GIVEN TASK:
Make an exact copy of the entries below.

-- BEGIN MATERIAL FOR THE TASK --

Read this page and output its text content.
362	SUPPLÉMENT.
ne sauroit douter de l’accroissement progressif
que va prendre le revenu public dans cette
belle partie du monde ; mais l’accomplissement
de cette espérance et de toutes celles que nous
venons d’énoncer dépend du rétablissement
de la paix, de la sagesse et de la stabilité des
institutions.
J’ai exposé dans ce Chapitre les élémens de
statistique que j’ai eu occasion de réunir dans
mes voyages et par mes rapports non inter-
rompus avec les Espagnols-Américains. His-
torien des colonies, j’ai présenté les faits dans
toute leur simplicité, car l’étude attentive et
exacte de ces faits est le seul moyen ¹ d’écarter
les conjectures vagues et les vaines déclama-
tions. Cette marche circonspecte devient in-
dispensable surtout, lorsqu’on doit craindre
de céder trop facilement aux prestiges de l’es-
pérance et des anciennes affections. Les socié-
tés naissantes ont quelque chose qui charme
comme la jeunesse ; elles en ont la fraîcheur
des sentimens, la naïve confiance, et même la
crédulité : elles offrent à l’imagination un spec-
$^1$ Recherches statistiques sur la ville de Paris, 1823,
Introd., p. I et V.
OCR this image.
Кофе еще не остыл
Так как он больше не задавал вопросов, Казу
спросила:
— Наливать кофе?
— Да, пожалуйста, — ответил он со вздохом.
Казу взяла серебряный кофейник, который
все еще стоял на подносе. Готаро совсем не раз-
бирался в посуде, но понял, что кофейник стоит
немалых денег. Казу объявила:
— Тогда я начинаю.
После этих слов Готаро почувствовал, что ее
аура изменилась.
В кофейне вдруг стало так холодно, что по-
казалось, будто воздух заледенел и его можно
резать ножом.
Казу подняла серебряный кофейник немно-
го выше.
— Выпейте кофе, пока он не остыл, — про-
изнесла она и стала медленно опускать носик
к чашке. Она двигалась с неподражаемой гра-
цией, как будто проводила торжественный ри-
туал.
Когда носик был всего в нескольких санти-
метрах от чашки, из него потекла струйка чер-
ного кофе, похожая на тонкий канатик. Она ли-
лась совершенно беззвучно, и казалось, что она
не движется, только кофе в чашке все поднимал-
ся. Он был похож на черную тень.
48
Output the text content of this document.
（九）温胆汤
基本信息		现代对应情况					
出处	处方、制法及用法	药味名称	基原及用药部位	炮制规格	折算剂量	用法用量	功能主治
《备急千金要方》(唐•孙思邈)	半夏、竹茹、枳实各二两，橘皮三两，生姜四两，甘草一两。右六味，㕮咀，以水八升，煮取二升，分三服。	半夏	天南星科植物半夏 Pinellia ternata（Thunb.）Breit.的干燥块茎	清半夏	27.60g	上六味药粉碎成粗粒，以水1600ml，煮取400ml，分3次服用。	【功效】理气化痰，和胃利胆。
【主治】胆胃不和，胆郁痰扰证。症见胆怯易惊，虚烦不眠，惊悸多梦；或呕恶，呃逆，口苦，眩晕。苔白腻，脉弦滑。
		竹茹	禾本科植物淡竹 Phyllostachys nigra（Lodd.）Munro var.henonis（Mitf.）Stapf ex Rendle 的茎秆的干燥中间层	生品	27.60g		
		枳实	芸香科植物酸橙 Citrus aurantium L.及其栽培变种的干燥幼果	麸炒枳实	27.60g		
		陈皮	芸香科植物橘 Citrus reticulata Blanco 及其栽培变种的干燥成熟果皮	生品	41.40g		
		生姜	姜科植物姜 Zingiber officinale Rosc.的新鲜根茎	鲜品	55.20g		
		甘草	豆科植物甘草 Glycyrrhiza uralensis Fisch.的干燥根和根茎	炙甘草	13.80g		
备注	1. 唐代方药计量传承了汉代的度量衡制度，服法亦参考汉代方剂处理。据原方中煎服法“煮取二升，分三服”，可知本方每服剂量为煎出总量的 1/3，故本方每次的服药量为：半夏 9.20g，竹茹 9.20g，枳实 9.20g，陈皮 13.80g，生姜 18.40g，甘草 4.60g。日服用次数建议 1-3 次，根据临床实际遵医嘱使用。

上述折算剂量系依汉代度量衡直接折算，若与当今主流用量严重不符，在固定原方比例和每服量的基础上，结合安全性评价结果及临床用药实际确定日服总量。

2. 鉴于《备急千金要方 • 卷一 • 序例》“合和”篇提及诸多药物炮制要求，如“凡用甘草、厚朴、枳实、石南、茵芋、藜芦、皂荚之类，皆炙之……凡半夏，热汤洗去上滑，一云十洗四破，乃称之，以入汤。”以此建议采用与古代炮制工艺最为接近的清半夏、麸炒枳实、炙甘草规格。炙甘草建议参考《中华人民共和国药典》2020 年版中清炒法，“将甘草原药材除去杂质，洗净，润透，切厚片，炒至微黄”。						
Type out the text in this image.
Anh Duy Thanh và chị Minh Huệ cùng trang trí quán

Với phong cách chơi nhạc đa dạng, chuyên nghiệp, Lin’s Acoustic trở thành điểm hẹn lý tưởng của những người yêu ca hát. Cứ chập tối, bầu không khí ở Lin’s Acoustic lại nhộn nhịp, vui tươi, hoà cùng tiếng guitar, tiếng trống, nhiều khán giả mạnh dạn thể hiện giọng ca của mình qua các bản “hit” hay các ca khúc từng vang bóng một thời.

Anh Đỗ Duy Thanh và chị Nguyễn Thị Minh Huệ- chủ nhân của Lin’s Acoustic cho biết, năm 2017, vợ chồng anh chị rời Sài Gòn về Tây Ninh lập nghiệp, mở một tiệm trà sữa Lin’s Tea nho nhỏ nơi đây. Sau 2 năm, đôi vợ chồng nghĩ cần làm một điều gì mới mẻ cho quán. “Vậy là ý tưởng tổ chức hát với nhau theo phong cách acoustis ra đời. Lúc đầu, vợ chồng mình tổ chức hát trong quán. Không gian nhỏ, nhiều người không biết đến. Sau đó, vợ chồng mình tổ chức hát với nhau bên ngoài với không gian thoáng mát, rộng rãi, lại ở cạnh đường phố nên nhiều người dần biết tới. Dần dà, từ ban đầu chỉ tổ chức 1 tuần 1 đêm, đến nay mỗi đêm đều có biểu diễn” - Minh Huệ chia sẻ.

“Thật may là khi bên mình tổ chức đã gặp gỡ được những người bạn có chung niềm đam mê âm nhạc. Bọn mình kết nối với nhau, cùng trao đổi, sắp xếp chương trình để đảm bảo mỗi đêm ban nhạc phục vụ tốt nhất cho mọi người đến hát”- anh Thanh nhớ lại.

-- END MATERIAL FOR THE TASK --

RESPONSE TO THIS TASK:
Read this page and output its text content.
362	SUPPLÉMENT.
ne sauroit douter de l’accroissement progressif
que va prendre le revenu public dans cette
belle partie du monde ; mais l’accomplissement
de cette espérance et de toutes celles que nous
venons d’énoncer dépend du rétablissement
de la paix, de la sagesse et de la stabilité des
institutions.
J’ai exposé dans ce Chapitre les élémens de
statistique que j’ai eu occasion de réunir dans
mes voyages et par mes rapports non inter-
rompus avec les Espagnols-Américains. His-
torien des colonies, j’ai présenté les faits dans
toute leur simplicité, car l’étude attentive et
exacte de ces faits est le seul moyen ¹ d’écarter
les conjectures vagues et les vaines déclama-
tions. Cette marche circonspecte devient in-
dispensable surtout, lorsqu’on doit craindre
de céder trop facilement aux prestiges de l’es-
pérance et des anciennes affections. Les socié-
tés naissantes ont quelque chose qui charme
comme la jeunesse ; elles en ont la fraîcheur
des sentimens, la naïve confiance, et même la
crédulité : elles offrent à l’imagination un spec-
$^1$ Recherches statistiques sur la ville de Paris, 1823,
Introd., p. I et V.
OCR this image.
Кофе еще не остыл
Так как он больше не задавал вопросов, Казу
спросила:
— Наливать кофе?
— Да, пожалуйста, — ответил он со вздохом.
Казу взяла серебряный кофейник, который
все еще стоял на подносе. Готаро совсем не раз-
бирался в посуде, но понял, что кофейник стоит
немалых денег. Казу объявила:
— Тогда я начинаю.
После этих слов Готаро почувствовал, что ее
аура изменилась.
В кофейне вдруг стало так холодно, что по-
казалось, будто воздух заледенел и его можно
резать ножом.
Казу подняла серебряный кофейник немно-
го выше.
— Выпейте кофе, пока он не остыл, — про-
изнесла она и стала медленно опускать носик
к чашке. Она двигалась с неподражаемой гра-
цией, как будто проводила торжественный ри-
туал.
Когда носик был всего в нескольких санти-
метрах от чашки, из него потекла струйка чер-
ного кофе, похожая на тонкий канатик. Она ли-
лась совершенно беззвучно, и казалось, что она
не движется, только кофе в чашке все поднимал-
ся. Он был похож на черную тень.
48
Output the text content of this document.
（九）温胆汤
基本信息		现代对应情况					
出处	处方、制法及用法	药味名称	基原及用药部位	炮制规格	折算剂量	用法用量	功能主治
《备急千金要方》(唐•孙思邈)	半夏、竹茹、枳实各二两，橘皮三两，生姜四两，甘草一两。右六味，㕮咀，以水八升，煮取二升，分三服。	半夏	天南星科植物半夏 Pinellia ternata（Thunb.）Breit.的干燥块茎	清半夏	27.60g	上六味药粉碎成粗粒，以水1600ml，煮取400ml，分3次服用。	【功效】理气化痰，和胃利胆。
【主治】胆胃不和，胆郁痰扰证。症见胆怯易惊，虚烦不眠，惊悸多梦；或呕恶，呃逆，口苦，眩晕。苔白腻，脉弦滑。
		竹茹	禾本科植物淡竹 Phyllostachys nigra（Lodd.）Munro var.henonis（Mitf.）Stapf ex Rendle 的茎秆的干燥中间层	生品	27.60g		
		枳实	芸香科植物酸橙 Citrus aurantium L.及其栽培变种的干燥幼果	麸炒枳实	27.60g		
		陈皮	芸香科植物橘 Citrus reticulata Blanco 及其栽培变种的干燥成熟果皮	生品	41.40g		
		生姜	姜科植物姜 Zingiber officinale Rosc.的新鲜根茎	鲜品	55.20g		
		甘草	豆科植物甘草 Glycyrrhiza uralensis Fisch.的干燥根和根茎	炙甘草	13.80g		
备注	1. 唐代方药计量传承了汉代的度量衡制度，服法亦参考汉代方剂处理。据原方中煎服法“煮取二升，分三服”，可知本方每服剂量为煎出总量的 1/3，故本方每次的服药量为：半夏 9.20g，竹茹 9.20g，枳实 9.20g，陈皮 13.80g，生姜 18.40g，甘草 4.60g。日服用次数建议 1-3 次，根据临床实际遵医嘱使用。

上述折算剂量系依汉代度量衡直接折算，若与当今主流用量严重不符，在固定原方比例和每服量的基础上，结合安全性评价结果及临床用药实际确定日服总量。

2. 鉴于《备急千金要方 • 卷一 • 序例》“合和”篇提及诸多药物炮制要求，如“凡用甘草、厚朴、枳实、石南、茵芋、藜芦、皂荚之类，皆炙之……凡半夏，热汤洗去上滑，一云十洗四破，乃称之，以入汤。”以此建议采用与古代炮制工艺最为接近的清半夏、麸炒枳实、炙甘草规格。炙甘草建议参考《中华人民共和国药典》2020 年版中清炒法，“将甘草原药材除去杂质，洗净，润透，切厚片，炒至微黄”。						
Type out the text in this image.
Anh Duy Thanh và chị Minh Huệ cùng trang trí quán

Với phong cách chơi nhạc đa dạng, chuyên nghiệp, Lin’s Acoustic trở thành điểm hẹn lý tưởng của những người yêu ca hát. Cứ chập tối, bầu không khí ở Lin’s Acoustic lại nhộn nhịp, vui tươi, hoà cùng tiếng guitar, tiếng trống, nhiều khán giả mạnh dạn thể hiện giọng ca của mình qua các bản “hit” hay các ca khúc từng vang bóng một thời.

Anh Đỗ Duy Thanh và chị Nguyễn Thị Minh Huệ- chủ nhân của Lin’s Acoustic cho biết, năm 2017, vợ chồng anh chị rời Sài Gòn về Tây Ninh lập nghiệp, mở một tiệm trà sữa Lin’s Tea nho nhỏ nơi đây. Sau 2 năm, đôi vợ chồng nghĩ cần làm một điều gì mới mẻ cho quán. “Vậy là ý tưởng tổ chức hát với nhau theo phong cách acoustis ra đời. Lúc đầu, vợ chồng mình tổ chức hát trong quán. Không gian nhỏ, nhiều người không biết đến. Sau đó, vợ chồng mình tổ chức hát với nhau bên ngoài với không gian thoáng mát, rộng rãi, lại ở cạnh đường phố nên nhiều người dần biết tới. Dần dà, từ ban đầu chỉ tổ chức 1 tuần 1 đêm, đến nay mỗi đêm đều có biểu diễn” - Minh Huệ chia sẻ.

“Thật may là khi bên mình tổ chức đã gặp gỡ được những người bạn có chung niềm đam mê âm nhạc. Bọn mình kết nối với nhau, cùng trao đổi, sắp xếp chương trình để đảm bảo mỗi đêm ban nhạc phục vụ tốt nhất cho mọi người đến hát”- anh Thanh nhớ lại.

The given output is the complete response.